╔══

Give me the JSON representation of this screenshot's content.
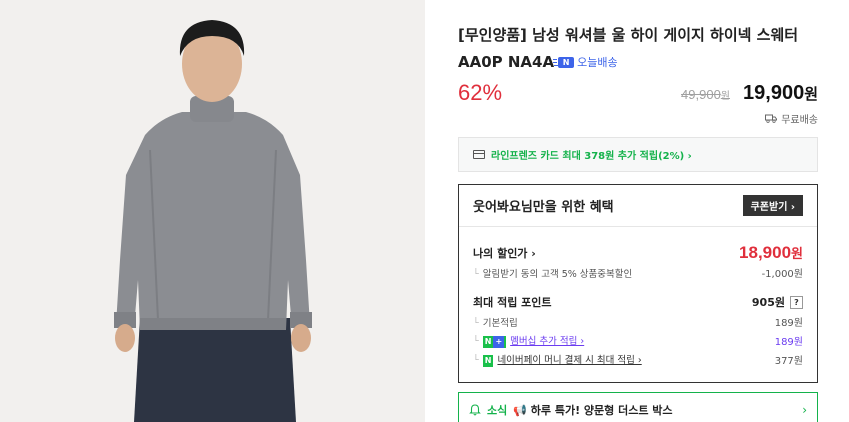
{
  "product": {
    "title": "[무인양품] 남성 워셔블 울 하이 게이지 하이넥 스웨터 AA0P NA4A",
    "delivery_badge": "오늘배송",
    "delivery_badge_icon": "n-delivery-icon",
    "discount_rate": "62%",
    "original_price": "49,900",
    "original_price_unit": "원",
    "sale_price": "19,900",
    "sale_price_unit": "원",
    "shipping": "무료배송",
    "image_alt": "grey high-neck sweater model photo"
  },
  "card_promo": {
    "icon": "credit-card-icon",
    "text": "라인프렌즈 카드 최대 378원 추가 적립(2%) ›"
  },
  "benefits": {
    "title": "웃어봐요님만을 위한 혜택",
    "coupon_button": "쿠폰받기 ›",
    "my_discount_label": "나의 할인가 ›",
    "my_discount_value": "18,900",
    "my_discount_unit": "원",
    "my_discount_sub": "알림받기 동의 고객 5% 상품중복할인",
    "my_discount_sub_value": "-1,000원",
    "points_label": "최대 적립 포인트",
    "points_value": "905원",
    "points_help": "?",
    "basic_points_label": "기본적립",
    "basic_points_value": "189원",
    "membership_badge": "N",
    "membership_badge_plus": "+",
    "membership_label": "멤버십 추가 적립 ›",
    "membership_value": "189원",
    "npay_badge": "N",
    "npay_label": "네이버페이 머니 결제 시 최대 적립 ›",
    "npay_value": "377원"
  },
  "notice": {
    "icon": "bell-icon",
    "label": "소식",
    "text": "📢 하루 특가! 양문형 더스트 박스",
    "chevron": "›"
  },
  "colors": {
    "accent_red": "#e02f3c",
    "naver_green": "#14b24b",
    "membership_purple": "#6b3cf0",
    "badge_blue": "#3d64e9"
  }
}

╚══

=== Written task ===
Copy all the records above exactly, but leave out the pictures.

=== Task solution ===
Give me the JSON representation of this screenshot's content.
{
  "product": {
    "title": "[무인양품] 남성 워셔블 울 하이 게이지 하이넥 스웨터 AA0P NA4A",
    "delivery_badge": "오늘배송",
    "delivery_badge_icon": "n-delivery-icon",
    "discount_rate": "62%",
    "original_price": "49,900",
    "original_price_unit": "원",
    "sale_price": "19,900",
    "sale_price_unit": "원",
    "shipping": "무료배송",
    "image_alt": "grey high-neck sweater model photo"
  },
  "card_promo": {
    "icon": "credit-card-icon",
    "text": "라인프렌즈 카드 최대 378원 추가 적립(2%) ›"
  },
  "benefits": {
    "title": "웃어봐요님만을 위한 혜택",
    "coupon_button": "쿠폰받기 ›",
    "my_discount_label": "나의 할인가 ›",
    "my_discount_value": "18,900",
    "my_discount_unit": "원",
    "my_discount_sub": "알림받기 동의 고객 5% 상품중복할인",
    "my_discount_sub_value": "-1,000원",
    "points_label": "최대 적립 포인트",
    "points_value": "905원",
    "points_help": "?",
    "basic_points_label": "기본적립",
    "basic_points_value": "189원",
    "membership_badge": "N",
    "membership_badge_plus": "+",
    "membership_label": "멤버십 추가 적립 ›",
    "membership_value": "189원",
    "npay_badge": "N",
    "npay_label": "네이버페이 머니 결제 시 최대 적립 ›",
    "npay_value": "377원"
  },
  "notice": {
    "icon": "bell-icon",
    "label": "소식",
    "text": "📢 하루 특가! 양문형 더스트 박스",
    "chevron": "›"
  },
  "colors": {
    "accent_red": "#e02f3c",
    "naver_green": "#14b24b",
    "membership_purple": "#6b3cf0",
    "badge_blue": "#3d64e9"
  }
}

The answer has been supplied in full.